• Supplied text:

A day in my life

I’m often asked what it’s like to live life with a visual impairment. Many people think that it must differ remarkably from a sighted person’s day-to-day life, but I actually enjoy doing the same things that you do – I just have to approach it in a slightly different way.

I wanted to share with you a typical day in my life, to give you a better understanding of my daily routine…


When I wake up, I like to check my e-mails and read the news using my iPad with its various accessibility features. I have zoom, large bold text, high contrast and voiceover functions enabled to enhance my experience as much as possible. My iPad is an incredibly valuable tool to me, giving me the freedom to communicate via my blog and social networking sites and have really opened up my world.


Today I am currently writing a couple of blog posts for Henshaws (including this one). I’m an avid blogger and enjoy having the platform to post entries about my sight loss journey and including different elements such as photos, illustrations, videos and audio. It allows me to become creative in the online world without limits, and using accessible functionality helps eliminate any barriers that I face.

As the RNIB’s Young Illustrator for 2014, I’m e-mailed a different theme on which to base my illustration each month. I like to prepare by sketching some ideas and choosing colour palettes, and then will draw a draft version to properly translate my final thoughts onto paper. I will spend the majority of the month working on my illustration, doing a little bit each day, with help from my Daylight lamp and folding bed table. I try not to exceed about an hour a day, as my small amount of useful vision will get too strained. I’m working on a blog post about my illustrations so will share that with you all soon!

[Records taken from a dataset]
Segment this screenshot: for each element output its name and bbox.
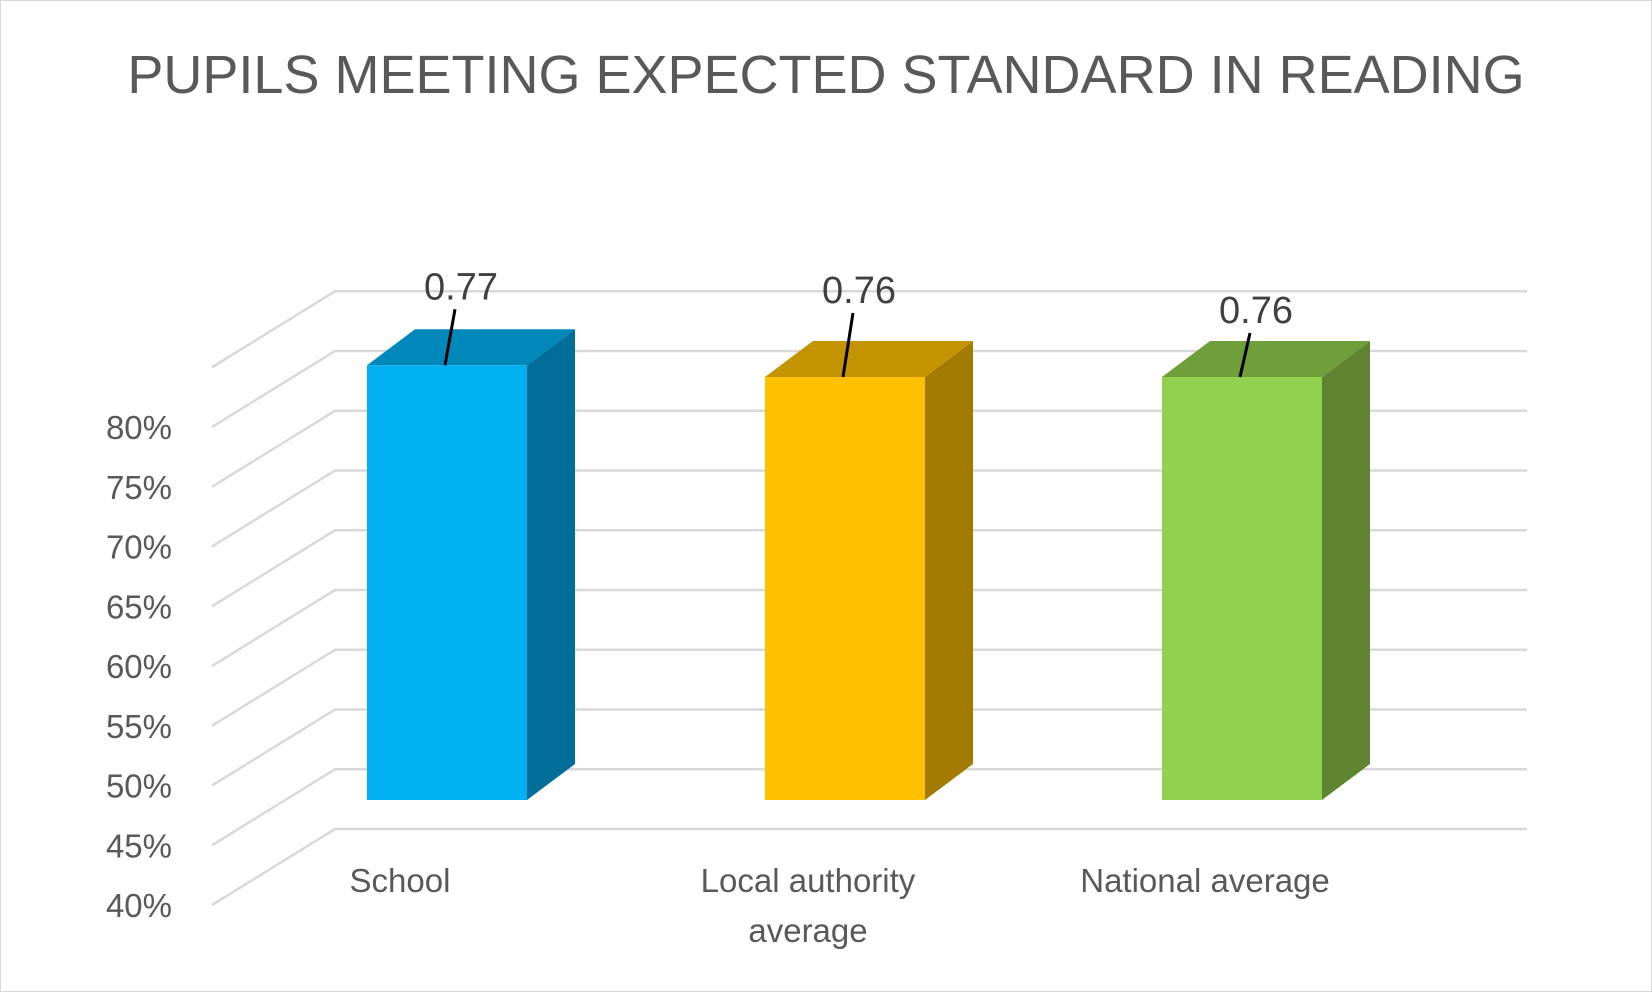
bar bbox=[367, 329, 575, 800]
y-tick-label: 60% bbox=[106, 648, 172, 685]
gridlines bbox=[211, 290, 1527, 907]
y-axis-ticks: 40% 45% 50% 55% 60% 65% 70% 75% 80% bbox=[106, 409, 172, 924]
bar-side bbox=[527, 329, 575, 800]
gridline bbox=[211, 827, 1527, 907]
bars bbox=[367, 329, 1370, 800]
data-labels: 0.77 0.76 0.76 bbox=[424, 266, 1293, 378]
leader-line bbox=[1238, 332, 1252, 378]
gridline bbox=[211, 409, 1527, 488]
gridline bbox=[211, 768, 1527, 847]
gridline bbox=[211, 708, 1527, 787]
x-tick-label: School bbox=[350, 862, 451, 899]
gridline bbox=[211, 290, 1527, 369]
y-tick-label: 75% bbox=[106, 469, 172, 506]
gridline bbox=[211, 349, 1527, 429]
x-axis-labels: School Local authority average National ave… bbox=[350, 862, 1330, 949]
bar-top bbox=[1162, 341, 1370, 377]
leader-line bbox=[841, 312, 855, 378]
y-tick-label: 55% bbox=[106, 708, 172, 745]
bar-top bbox=[367, 329, 575, 366]
bar-side bbox=[925, 341, 973, 800]
bar-front bbox=[765, 377, 925, 800]
bar bbox=[765, 341, 973, 800]
y-tick-label: 45% bbox=[106, 827, 172, 864]
bar-front bbox=[367, 365, 527, 800]
bar-top bbox=[765, 341, 973, 377]
gridline bbox=[211, 588, 1527, 668]
data-label: 0.77 bbox=[424, 266, 498, 308]
y-tick-label: 70% bbox=[106, 529, 172, 566]
gridline bbox=[211, 529, 1527, 608]
y-tick-label: 50% bbox=[106, 768, 172, 805]
leader-line bbox=[443, 308, 457, 366]
x-tick-label: National average bbox=[1080, 862, 1330, 899]
bar-front bbox=[1162, 377, 1322, 800]
y-tick-label: 80% bbox=[106, 409, 172, 446]
chart-title: PUPILS MEETING EXPECTED STANDARD IN READ… bbox=[127, 45, 1525, 105]
gridline bbox=[211, 648, 1527, 727]
x-tick-label: Local authority average bbox=[701, 862, 916, 949]
bar bbox=[1162, 341, 1370, 800]
y-tick-label: 65% bbox=[106, 588, 172, 625]
y-tick-label: 40% bbox=[106, 887, 172, 924]
data-label: 0.76 bbox=[1219, 290, 1293, 332]
bar-side bbox=[1322, 341, 1370, 800]
data-label: 0.76 bbox=[822, 270, 896, 312]
gridline bbox=[211, 469, 1527, 548]
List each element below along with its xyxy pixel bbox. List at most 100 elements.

• Problems and tasks:
A) Decide whether each statement agrees with the blog post above, answering yes or no and quoting the deciding words of the blog post: (i) the writer uses a Daylight lamp while working on illustrations; (ii) the writer works on illustrations for about three hours a day; (iii) the monthly illustration theme arrives by e-mail.
B) From the blog post above, extract word for word the passage that begins at the words "A day in my" and stops after the words "up my world.".

• The answers:
A)
(i) Yes: "with help from my Daylight lamp and folding bed table"
(ii) No: "I try not to exceed about an hour a day"
(iii) Yes: "I’m e-mailed a different theme on which to base my illustration each month"

B)
A day in my life

I’m often asked what it’s like to live life with a visual impairment. Many people think that it must differ remarkably from a sighted person’s day-to-day life, but I actually enjoy doing the same things that you do – I just have to approach it in a slightly different way.

I wanted to share with you a typical day in my life, to give you a better understanding of my daily routine…


When I wake up, I like to check my e-mails and read the news using my iPad with its various accessibility features. I have zoom, large bold text, high contrast and voiceover functions enabled to enhance my experience as much as possible. My iPad is an incredibly valuable tool to me, giving me the freedom to communicate via my blog and social networking sites and have really opened up my world.